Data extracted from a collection
▼
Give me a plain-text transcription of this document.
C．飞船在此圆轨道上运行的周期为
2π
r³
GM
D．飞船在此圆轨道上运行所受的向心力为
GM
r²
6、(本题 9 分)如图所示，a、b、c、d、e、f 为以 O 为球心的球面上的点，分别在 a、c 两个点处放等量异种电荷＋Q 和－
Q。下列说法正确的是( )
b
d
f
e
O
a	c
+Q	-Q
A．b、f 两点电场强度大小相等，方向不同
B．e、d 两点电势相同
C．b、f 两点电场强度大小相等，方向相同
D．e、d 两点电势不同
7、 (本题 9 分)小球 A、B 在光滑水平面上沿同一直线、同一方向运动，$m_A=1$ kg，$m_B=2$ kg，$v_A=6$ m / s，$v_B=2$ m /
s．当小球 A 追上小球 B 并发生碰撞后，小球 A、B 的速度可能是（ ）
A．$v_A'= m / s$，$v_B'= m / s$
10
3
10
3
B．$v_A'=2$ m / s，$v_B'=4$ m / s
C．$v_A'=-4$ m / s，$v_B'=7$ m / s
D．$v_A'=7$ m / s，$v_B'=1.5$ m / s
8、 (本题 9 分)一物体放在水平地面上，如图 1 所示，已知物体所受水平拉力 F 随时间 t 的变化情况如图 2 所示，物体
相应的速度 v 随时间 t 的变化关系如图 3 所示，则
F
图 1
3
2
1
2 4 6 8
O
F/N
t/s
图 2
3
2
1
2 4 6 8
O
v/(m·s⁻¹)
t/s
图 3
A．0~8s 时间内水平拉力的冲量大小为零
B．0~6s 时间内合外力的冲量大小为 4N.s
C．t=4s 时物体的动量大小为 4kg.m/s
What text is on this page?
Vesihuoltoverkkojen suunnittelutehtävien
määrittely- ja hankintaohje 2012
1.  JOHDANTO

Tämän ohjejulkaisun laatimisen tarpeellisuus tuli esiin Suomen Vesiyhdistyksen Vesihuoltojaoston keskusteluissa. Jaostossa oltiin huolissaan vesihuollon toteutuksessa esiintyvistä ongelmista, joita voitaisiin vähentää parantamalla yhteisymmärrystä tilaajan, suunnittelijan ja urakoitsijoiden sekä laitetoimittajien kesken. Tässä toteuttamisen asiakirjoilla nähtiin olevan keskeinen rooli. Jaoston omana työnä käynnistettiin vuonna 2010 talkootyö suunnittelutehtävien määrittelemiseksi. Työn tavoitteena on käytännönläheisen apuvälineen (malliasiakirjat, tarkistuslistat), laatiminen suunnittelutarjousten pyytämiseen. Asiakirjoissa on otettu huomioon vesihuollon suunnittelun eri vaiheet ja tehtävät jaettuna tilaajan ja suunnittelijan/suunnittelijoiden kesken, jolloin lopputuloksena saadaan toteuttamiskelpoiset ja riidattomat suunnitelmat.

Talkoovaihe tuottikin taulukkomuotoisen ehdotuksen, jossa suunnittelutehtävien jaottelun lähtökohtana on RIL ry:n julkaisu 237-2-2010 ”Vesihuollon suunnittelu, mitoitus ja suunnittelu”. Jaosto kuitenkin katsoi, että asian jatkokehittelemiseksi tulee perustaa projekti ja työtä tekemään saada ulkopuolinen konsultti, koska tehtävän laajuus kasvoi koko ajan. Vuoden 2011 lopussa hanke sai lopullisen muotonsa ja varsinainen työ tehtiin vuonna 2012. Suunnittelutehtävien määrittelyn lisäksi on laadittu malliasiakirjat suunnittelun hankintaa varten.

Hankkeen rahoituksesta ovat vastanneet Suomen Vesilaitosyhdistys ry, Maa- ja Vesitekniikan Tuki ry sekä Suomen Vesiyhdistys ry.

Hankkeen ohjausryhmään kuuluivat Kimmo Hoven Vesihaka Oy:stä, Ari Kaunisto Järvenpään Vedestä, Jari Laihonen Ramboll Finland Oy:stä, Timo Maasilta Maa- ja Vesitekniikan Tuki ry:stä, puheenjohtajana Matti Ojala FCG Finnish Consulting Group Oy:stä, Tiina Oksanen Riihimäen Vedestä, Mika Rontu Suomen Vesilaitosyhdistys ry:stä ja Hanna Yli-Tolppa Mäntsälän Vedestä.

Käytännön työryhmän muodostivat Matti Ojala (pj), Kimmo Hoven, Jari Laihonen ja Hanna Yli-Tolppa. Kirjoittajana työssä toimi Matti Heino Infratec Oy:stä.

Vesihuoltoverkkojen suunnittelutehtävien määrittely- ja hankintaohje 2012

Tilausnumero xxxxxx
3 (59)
▲
> WHAT IS EXPECTED
Write all of the records out again exactly.

> ANSWER TO THIS EXERCISE
Give me a plain-text transcription of this document.
C．飞船在此圆轨道上运行的周期为
2π
r³
GM
D．飞船在此圆轨道上运行所受的向心力为
GM
r²
6、(本题 9 分)如图所示，a、b、c、d、e、f 为以 O 为球心的球面上的点，分别在 a、c 两个点处放等量异种电荷＋Q 和－
Q。下列说法正确的是( )
b
d
f
e
O
a	c
+Q	-Q
A．b、f 两点电场强度大小相等，方向不同
B．e、d 两点电势相同
C．b、f 两点电场强度大小相等，方向相同
D．e、d 两点电势不同
7、 (本题 9 分)小球 A、B 在光滑水平面上沿同一直线、同一方向运动，$m_A=1$ kg，$m_B=2$ kg，$v_A=6$ m / s，$v_B=2$ m /
s．当小球 A 追上小球 B 并发生碰撞后，小球 A、B 的速度可能是（ ）
A．$v_A'= m / s$，$v_B'= m / s$
10
3
10
3
B．$v_A'=2$ m / s，$v_B'=4$ m / s
C．$v_A'=-4$ m / s，$v_B'=7$ m / s
D．$v_A'=7$ m / s，$v_B'=1.5$ m / s
8、 (本题 9 分)一物体放在水平地面上，如图 1 所示，已知物体所受水平拉力 F 随时间 t 的变化情况如图 2 所示，物体
相应的速度 v 随时间 t 的变化关系如图 3 所示，则
F
图 1
3
2
1
2 4 6 8
O
F/N
t/s
图 2
3
2
1
2 4 6 8
O
v/(m·s⁻¹)
t/s
图 3
A．0~8s 时间内水平拉力的冲量大小为零
B．0~6s 时间内合外力的冲量大小为 4N.s
C．t=4s 时物体的动量大小为 4kg.m/s
What text is on this page?
Vesihuoltoverkkojen suunnittelutehtävien
määrittely- ja hankintaohje 2012
1.  JOHDANTO

Tämän ohjejulkaisun laatimisen tarpeellisuus tuli esiin Suomen Vesiyhdistyksen Vesihuoltojaoston keskusteluissa. Jaostossa oltiin huolissaan vesihuollon toteutuksessa esiintyvistä ongelmista, joita voitaisiin vähentää parantamalla yhteisymmärrystä tilaajan, suunnittelijan ja urakoitsijoiden sekä laitetoimittajien kesken. Tässä toteuttamisen asiakirjoilla nähtiin olevan keskeinen rooli. Jaoston omana työnä käynnistettiin vuonna 2010 talkootyö suunnittelutehtävien määrittelemiseksi. Työn tavoitteena on käytännönläheisen apuvälineen (malliasiakirjat, tarkistuslistat), laatiminen suunnittelutarjousten pyytämiseen. Asiakirjoissa on otettu huomioon vesihuollon suunnittelun eri vaiheet ja tehtävät jaettuna tilaajan ja suunnittelijan/suunnittelijoiden kesken, jolloin lopputuloksena saadaan toteuttamiskelpoiset ja riidattomat suunnitelmat.

Talkoovaihe tuottikin taulukkomuotoisen ehdotuksen, jossa suunnittelutehtävien jaottelun lähtökohtana on RIL ry:n julkaisu 237-2-2010 ”Vesihuollon suunnittelu, mitoitus ja suunnittelu”. Jaosto kuitenkin katsoi, että asian jatkokehittelemiseksi tulee perustaa projekti ja työtä tekemään saada ulkopuolinen konsultti, koska tehtävän laajuus kasvoi koko ajan. Vuoden 2011 lopussa hanke sai lopullisen muotonsa ja varsinainen työ tehtiin vuonna 2012. Suunnittelutehtävien määrittelyn lisäksi on laadittu malliasiakirjat suunnittelun hankintaa varten.

Hankkeen rahoituksesta ovat vastanneet Suomen Vesilaitosyhdistys ry, Maa- ja Vesitekniikan Tuki ry sekä Suomen Vesiyhdistys ry.

Hankkeen ohjausryhmään kuuluivat Kimmo Hoven Vesihaka Oy:stä, Ari Kaunisto Järvenpään Vedestä, Jari Laihonen Ramboll Finland Oy:stä, Timo Maasilta Maa- ja Vesitekniikan Tuki ry:stä, puheenjohtajana Matti Ojala FCG Finnish Consulting Group Oy:stä, Tiina Oksanen Riihimäen Vedestä, Mika Rontu Suomen Vesilaitosyhdistys ry:stä ja Hanna Yli-Tolppa Mäntsälän Vedestä.

Käytännön työryhmän muodostivat Matti Ojala (pj), Kimmo Hoven, Jari Laihonen ja Hanna Yli-Tolppa. Kirjoittajana työssä toimi Matti Heino Infratec Oy:stä.

Vesihuoltoverkkojen suunnittelutehtävien määrittely- ja hankintaohje 2012

Tilausnumero xxxxxx
3 (59)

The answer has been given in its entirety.